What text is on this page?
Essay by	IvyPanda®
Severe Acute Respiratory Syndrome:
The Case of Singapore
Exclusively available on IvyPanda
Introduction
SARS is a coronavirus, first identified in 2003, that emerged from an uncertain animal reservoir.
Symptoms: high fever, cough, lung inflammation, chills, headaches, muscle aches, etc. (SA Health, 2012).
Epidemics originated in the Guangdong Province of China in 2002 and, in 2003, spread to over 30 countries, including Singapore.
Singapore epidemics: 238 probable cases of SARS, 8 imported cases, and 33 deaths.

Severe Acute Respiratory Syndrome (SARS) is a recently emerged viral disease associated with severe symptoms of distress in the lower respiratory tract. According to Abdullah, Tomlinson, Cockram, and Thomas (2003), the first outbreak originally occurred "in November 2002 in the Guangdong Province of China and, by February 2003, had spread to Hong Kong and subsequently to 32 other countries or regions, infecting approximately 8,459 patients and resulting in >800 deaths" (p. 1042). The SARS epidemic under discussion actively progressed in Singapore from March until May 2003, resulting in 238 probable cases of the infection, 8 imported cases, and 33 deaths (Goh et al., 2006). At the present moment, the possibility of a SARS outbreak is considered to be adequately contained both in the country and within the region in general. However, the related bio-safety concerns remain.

-------

ASSIGNMENT: Starting at the top of the records, copy every line exactly.

TASK SOLUTION:
What text is on this page?
Essay by	IvyPanda®
Severe Acute Respiratory Syndrome:
The Case of Singapore
Exclusively available on IvyPanda
Introduction
SARS is a coronavirus, first identified in 2003, that emerged from an uncertain animal reservoir.
Symptoms: high fever, cough, lung inflammation, chills, headaches, muscle aches, etc. (SA Health, 2012).
Epidemics originated in the Guangdong Province of China in 2002 and, in 2003, spread to over 30 countries, including Singapore.
Singapore epidemics: 238 probable cases of SARS, 8 imported cases, and 33 deaths.

Severe Acute Respiratory Syndrome (SARS) is a recently emerged viral disease associated with severe symptoms of distress in the lower respiratory tract. According to Abdullah, Tomlinson, Cockram, and Thomas (2003), the first outbreak originally occurred "in November 2002 in the Guangdong Province of China and, by February 2003, had spread to Hong Kong and subsequently to 32 other countries or regions, infecting approximately 8,459 patients and resulting in >800 deaths" (p. 1042). The SARS epidemic under discussion actively progressed in Singapore from March until May 2003, resulting in 238 probable cases of the infection, 8 imported cases, and 33 deaths (Goh et al., 2006). At the present moment, the possibility of a SARS outbreak is considered to be adequately contained both in the country and within the region in general. However, the related bio-safety concerns remain.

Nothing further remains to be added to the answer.